**** Data lines

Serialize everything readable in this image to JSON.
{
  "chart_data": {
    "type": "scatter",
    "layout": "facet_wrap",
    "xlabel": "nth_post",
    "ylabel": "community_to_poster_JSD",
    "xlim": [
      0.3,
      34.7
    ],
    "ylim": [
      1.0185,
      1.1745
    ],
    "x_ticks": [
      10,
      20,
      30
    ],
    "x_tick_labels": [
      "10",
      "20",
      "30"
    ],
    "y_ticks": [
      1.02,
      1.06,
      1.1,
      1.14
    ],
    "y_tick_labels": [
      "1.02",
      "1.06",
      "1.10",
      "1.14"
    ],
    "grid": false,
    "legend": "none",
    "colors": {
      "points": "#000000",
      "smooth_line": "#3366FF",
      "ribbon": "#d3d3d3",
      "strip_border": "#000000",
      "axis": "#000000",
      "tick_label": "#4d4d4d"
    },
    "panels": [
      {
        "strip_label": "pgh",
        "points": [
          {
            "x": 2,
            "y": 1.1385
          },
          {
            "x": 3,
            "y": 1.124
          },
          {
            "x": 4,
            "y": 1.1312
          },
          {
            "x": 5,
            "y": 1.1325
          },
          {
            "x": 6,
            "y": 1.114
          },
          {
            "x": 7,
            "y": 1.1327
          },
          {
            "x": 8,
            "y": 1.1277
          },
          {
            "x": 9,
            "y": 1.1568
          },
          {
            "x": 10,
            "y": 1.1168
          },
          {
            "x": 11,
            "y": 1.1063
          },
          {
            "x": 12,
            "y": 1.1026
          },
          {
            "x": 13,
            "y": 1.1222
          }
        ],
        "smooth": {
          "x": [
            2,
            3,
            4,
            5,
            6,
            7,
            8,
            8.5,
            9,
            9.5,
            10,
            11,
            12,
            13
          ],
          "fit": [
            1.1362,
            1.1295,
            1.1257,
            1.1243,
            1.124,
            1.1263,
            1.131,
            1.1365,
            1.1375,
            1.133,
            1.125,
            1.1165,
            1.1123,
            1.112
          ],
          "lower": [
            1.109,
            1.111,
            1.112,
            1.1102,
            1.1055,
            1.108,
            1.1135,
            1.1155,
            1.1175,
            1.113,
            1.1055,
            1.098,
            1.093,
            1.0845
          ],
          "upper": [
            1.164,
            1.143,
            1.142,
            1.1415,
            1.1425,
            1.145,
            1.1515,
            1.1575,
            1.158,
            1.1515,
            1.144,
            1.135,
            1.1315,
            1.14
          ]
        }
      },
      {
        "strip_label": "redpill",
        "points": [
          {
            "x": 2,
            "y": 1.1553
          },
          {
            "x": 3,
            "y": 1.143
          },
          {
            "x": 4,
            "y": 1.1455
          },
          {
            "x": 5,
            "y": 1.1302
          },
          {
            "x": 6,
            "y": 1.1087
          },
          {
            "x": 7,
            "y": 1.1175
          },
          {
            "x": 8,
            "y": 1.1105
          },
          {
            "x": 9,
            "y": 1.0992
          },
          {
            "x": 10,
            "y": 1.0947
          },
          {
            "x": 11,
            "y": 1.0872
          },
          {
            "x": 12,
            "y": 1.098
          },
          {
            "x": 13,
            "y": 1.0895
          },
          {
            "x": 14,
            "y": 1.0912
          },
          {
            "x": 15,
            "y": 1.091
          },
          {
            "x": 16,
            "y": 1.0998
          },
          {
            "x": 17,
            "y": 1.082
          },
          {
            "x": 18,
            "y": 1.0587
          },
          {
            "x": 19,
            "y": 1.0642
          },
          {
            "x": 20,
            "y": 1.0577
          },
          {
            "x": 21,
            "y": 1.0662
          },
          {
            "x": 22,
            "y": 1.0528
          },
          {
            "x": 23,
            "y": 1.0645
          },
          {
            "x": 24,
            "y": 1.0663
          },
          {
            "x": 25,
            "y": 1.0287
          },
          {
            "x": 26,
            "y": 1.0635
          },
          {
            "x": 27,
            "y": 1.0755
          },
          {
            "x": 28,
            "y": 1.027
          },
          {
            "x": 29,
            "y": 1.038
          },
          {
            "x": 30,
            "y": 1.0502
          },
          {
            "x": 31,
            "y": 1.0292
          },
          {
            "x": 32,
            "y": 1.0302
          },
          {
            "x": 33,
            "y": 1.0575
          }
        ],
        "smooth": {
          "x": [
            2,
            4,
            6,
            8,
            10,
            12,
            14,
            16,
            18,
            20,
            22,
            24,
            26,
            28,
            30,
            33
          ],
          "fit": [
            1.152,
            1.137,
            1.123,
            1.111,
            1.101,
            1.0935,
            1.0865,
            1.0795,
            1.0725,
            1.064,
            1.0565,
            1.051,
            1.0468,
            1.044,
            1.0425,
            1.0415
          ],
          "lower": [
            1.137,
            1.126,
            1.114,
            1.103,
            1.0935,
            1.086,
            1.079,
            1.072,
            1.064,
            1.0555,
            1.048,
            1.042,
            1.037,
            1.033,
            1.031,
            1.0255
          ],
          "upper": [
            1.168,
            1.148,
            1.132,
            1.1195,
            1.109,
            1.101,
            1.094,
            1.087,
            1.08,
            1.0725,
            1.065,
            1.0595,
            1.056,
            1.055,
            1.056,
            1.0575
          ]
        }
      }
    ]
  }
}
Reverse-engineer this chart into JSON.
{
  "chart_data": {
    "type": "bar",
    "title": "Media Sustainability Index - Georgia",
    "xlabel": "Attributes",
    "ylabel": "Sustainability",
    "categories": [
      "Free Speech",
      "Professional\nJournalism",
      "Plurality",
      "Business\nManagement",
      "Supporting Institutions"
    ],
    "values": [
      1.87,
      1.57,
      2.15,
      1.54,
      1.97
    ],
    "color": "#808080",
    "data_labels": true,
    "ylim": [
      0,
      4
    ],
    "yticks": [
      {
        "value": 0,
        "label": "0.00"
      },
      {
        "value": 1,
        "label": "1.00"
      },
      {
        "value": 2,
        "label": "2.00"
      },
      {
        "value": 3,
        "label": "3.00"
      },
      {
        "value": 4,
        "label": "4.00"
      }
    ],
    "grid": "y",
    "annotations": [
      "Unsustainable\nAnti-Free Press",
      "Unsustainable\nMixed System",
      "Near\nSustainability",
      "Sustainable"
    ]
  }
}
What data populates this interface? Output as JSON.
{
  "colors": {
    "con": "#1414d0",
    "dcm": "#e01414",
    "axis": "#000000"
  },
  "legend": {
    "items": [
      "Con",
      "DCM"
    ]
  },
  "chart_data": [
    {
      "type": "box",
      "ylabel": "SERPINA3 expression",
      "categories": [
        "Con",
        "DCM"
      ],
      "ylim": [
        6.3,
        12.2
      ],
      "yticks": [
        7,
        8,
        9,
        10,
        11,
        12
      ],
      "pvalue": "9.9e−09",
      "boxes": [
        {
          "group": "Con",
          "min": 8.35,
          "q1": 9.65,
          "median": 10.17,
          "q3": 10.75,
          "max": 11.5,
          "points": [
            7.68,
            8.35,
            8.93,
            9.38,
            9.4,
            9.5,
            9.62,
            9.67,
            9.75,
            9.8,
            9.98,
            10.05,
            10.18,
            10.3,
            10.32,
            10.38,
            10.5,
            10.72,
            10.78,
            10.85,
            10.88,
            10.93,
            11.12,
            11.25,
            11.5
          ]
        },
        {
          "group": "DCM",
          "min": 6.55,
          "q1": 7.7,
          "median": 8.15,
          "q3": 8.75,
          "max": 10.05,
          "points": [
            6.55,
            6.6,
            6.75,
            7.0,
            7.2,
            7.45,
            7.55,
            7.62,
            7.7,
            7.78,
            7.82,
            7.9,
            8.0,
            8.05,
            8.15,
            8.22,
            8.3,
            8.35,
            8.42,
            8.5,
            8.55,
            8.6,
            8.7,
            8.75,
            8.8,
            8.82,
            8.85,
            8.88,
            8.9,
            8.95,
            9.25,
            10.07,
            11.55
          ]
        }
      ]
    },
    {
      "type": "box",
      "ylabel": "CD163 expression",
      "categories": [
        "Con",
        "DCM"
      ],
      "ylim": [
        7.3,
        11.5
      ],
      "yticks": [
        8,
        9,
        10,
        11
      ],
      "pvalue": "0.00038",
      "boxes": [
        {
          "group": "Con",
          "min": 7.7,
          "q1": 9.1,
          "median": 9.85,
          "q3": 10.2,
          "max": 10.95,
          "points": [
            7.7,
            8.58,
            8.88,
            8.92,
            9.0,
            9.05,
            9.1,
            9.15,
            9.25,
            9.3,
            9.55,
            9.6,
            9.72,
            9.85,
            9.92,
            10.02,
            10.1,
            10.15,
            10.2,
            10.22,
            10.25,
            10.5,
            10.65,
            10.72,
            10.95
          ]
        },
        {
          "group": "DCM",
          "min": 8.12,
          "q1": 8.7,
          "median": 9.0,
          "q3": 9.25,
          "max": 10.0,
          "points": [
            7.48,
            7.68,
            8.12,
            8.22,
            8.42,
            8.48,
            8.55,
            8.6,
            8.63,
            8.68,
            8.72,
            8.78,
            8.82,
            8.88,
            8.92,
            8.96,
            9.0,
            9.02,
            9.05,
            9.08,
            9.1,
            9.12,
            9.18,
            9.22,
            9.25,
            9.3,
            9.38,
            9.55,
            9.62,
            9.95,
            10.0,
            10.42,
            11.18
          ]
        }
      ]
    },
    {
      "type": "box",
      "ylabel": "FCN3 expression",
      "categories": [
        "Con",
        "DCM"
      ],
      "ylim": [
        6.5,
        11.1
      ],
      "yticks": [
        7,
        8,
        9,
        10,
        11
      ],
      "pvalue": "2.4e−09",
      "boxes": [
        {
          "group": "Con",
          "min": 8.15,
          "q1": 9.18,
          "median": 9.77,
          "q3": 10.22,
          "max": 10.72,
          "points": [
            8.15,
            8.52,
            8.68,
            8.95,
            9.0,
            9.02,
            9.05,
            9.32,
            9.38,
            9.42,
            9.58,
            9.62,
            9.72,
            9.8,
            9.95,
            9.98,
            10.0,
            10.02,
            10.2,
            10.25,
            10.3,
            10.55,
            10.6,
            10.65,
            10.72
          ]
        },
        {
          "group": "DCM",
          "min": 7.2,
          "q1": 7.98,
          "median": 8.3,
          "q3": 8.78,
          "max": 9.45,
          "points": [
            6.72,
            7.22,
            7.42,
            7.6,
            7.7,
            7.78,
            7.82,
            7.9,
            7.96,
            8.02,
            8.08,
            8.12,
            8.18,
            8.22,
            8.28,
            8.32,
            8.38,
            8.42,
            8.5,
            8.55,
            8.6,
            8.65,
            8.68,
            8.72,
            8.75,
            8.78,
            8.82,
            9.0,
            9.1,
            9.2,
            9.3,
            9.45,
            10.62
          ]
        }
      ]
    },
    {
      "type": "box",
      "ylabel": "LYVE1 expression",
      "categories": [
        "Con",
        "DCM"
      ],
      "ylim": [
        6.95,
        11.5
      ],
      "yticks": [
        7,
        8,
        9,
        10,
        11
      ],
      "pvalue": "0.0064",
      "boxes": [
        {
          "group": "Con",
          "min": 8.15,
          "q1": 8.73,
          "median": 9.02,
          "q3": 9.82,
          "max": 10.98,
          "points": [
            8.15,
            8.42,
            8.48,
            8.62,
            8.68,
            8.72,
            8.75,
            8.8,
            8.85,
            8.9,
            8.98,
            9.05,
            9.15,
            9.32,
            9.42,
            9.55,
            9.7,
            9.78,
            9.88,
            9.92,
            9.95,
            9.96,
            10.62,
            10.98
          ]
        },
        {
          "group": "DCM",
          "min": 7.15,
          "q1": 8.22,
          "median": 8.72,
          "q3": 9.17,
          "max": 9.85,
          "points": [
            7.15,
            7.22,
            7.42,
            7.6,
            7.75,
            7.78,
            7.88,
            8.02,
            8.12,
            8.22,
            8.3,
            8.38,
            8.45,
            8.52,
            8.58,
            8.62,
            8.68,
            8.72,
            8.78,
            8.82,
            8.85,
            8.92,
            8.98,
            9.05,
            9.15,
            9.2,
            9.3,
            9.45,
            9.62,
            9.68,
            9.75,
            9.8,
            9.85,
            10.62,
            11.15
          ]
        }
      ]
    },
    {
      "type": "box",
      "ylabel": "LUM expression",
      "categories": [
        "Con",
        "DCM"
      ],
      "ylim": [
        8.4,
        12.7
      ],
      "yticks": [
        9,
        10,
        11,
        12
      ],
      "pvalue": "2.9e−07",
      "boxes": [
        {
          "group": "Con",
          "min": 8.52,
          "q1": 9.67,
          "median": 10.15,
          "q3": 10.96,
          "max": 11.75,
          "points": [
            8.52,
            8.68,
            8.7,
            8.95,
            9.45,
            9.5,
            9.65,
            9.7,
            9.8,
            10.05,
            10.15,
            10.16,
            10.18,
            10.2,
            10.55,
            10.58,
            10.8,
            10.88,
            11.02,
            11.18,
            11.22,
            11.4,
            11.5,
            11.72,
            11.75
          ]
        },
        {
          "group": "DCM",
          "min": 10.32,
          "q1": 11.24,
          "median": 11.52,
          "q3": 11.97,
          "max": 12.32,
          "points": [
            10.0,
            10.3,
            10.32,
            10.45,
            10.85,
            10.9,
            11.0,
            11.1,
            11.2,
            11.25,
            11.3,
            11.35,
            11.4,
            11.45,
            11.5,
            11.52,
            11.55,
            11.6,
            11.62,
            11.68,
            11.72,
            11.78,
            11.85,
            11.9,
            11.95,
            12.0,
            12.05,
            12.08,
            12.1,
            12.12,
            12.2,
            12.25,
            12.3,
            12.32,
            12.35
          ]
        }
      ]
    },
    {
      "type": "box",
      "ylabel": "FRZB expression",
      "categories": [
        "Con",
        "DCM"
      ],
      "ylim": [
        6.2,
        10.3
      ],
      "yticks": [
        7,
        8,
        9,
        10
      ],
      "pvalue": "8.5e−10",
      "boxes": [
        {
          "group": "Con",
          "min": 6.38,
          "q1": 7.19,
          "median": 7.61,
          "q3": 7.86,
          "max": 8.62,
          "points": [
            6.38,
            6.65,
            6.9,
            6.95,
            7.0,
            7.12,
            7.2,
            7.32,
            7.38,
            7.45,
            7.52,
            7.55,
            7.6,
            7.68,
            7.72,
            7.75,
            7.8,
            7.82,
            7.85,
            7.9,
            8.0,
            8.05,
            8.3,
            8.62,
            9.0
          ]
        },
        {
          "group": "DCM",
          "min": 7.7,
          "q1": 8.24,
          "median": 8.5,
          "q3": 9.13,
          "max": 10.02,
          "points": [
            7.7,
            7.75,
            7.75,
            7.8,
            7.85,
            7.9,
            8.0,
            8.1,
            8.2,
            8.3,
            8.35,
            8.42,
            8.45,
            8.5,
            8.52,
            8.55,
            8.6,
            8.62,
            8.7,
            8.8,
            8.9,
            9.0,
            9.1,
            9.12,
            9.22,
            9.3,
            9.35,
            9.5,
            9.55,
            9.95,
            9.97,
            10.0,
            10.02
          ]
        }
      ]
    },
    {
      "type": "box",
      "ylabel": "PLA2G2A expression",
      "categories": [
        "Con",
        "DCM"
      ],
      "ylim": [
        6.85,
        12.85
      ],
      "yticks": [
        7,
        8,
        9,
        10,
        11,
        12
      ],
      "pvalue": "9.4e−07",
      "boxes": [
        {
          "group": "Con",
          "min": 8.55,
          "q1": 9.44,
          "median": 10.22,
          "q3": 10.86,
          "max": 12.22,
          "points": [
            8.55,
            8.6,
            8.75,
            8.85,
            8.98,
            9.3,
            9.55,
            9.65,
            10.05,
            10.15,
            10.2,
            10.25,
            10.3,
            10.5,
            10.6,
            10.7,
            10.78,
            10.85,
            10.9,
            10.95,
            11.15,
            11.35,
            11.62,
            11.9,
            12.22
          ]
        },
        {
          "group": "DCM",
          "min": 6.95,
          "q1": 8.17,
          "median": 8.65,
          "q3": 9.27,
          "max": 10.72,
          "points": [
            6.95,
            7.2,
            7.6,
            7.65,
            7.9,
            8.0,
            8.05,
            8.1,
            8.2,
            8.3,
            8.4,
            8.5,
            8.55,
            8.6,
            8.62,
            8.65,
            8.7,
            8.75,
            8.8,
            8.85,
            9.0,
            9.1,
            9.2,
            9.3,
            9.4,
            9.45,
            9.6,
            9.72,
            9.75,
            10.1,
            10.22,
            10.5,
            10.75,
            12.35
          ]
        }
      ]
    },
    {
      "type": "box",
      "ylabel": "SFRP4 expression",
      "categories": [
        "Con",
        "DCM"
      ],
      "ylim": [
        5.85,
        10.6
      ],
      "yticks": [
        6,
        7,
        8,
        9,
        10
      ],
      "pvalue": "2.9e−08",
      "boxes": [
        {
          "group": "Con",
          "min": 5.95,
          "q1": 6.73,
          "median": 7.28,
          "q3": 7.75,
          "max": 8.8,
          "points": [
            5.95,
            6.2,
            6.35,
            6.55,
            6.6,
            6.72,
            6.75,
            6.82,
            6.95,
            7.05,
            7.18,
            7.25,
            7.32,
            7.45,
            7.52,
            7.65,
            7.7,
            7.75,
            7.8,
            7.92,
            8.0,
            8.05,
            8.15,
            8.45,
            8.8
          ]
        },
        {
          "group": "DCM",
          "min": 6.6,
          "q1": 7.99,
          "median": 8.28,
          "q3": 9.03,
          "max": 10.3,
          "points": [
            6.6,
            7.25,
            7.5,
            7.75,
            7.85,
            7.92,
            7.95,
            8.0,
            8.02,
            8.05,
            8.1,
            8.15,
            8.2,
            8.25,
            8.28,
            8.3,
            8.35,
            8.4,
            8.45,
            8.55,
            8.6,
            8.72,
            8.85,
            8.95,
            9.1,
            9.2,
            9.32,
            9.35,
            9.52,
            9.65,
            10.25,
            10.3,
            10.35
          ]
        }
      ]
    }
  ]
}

********

▶ Written instruction: Copy whichever lines in the listing above contain the word "Unsustainable".

▶ Response to the task:
      "Unsustainable\nAnti-Free Press",
      "Unsustainable\nMixed System",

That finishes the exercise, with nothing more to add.